Review the material line by line. Identify and copy every line that contains the string "header".

[EXERCISE INPUTS start]

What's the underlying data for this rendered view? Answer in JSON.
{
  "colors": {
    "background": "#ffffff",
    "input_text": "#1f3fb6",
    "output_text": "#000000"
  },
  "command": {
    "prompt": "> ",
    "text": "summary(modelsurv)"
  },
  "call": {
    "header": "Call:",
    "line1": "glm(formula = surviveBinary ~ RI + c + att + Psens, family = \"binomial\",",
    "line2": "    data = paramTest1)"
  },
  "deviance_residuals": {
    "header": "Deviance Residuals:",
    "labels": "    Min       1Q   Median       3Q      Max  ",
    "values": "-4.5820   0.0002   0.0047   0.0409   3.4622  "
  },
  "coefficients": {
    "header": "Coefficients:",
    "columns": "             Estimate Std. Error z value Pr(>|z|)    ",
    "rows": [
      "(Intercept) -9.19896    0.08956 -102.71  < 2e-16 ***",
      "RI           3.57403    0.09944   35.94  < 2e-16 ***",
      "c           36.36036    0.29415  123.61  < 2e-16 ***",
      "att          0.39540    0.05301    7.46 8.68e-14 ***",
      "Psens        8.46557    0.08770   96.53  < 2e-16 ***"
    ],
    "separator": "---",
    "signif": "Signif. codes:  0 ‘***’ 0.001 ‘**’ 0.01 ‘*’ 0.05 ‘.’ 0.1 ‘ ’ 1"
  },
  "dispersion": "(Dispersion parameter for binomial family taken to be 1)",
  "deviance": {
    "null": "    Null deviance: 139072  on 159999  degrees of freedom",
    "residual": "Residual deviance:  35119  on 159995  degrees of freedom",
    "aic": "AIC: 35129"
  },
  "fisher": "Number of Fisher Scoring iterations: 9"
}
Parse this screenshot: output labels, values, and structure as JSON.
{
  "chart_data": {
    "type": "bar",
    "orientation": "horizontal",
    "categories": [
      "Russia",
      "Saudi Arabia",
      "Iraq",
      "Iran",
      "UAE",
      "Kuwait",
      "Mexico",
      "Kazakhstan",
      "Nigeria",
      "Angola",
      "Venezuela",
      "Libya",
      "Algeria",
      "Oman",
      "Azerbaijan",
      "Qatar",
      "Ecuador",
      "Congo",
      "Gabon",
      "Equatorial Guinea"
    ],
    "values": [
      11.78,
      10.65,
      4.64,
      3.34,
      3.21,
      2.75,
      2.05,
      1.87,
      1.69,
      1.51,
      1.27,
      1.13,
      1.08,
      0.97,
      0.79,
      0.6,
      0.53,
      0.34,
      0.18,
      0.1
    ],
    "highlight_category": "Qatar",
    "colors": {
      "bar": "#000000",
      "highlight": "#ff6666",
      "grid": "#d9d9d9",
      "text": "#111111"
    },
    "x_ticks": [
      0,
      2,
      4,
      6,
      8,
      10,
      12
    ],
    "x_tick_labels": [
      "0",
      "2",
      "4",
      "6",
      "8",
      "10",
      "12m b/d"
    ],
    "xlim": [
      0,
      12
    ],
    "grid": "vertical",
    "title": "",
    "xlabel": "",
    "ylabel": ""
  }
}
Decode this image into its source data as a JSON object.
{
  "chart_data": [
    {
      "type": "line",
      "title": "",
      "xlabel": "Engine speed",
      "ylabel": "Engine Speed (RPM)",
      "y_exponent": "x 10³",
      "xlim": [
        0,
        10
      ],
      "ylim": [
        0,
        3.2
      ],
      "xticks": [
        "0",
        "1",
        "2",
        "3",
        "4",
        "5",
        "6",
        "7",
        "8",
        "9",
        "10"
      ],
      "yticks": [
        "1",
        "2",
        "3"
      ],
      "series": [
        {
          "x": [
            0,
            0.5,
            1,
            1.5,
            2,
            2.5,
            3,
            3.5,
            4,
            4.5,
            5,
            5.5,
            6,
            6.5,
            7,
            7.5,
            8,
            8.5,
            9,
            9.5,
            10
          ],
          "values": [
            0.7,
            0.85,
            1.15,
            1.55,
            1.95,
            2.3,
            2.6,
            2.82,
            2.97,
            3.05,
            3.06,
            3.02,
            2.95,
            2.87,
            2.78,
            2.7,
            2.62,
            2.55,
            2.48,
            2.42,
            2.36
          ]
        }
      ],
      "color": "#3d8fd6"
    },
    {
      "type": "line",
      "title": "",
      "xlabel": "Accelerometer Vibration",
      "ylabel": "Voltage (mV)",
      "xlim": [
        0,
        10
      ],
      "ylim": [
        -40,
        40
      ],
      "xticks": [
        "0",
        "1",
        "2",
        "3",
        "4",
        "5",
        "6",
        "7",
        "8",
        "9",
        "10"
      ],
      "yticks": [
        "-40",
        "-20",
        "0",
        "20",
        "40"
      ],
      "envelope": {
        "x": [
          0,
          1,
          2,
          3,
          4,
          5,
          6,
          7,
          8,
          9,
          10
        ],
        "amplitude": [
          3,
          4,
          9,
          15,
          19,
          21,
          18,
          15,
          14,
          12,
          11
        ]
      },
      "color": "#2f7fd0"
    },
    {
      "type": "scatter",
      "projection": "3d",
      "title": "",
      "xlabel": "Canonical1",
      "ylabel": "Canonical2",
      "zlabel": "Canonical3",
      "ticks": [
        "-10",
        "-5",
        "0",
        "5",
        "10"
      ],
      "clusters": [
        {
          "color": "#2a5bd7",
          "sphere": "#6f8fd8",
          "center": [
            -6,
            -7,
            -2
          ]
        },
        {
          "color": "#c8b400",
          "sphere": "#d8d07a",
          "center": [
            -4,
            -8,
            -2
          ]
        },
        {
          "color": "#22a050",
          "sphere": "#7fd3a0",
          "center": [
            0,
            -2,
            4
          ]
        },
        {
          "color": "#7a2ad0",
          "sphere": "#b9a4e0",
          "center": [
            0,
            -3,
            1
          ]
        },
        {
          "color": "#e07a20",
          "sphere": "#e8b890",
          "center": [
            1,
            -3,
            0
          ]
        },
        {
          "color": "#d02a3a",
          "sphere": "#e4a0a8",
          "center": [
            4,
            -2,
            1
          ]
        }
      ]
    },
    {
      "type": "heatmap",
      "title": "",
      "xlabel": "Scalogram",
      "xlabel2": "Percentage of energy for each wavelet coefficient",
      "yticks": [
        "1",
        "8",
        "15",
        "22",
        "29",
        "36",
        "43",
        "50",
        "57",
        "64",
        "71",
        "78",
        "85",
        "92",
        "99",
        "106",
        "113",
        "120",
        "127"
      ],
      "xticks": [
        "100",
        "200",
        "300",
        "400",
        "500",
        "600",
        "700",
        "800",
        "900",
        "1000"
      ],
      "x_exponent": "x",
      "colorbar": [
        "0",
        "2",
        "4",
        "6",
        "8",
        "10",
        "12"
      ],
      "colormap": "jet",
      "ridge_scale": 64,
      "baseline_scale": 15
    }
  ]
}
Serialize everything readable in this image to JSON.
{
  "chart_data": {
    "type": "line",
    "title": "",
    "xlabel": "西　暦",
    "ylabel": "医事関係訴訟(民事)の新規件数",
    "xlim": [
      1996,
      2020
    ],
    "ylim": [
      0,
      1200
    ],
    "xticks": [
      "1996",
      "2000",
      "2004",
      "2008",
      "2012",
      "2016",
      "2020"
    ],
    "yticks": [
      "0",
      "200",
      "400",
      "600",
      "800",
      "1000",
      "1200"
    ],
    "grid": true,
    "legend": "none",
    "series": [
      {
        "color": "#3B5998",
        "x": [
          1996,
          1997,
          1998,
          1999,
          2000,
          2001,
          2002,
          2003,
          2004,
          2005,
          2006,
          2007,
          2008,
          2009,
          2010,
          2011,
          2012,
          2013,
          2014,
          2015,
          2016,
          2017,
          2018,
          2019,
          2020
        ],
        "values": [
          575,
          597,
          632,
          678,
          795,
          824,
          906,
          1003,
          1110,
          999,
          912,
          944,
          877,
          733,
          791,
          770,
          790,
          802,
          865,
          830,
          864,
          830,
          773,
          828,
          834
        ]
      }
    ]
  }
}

[EXERCISE INPUTS end]

## ANSWER TO THE PROBLEM
    "header": "Call:",
    "header": "Deviance Residuals:",
    "header": "Coefficients:",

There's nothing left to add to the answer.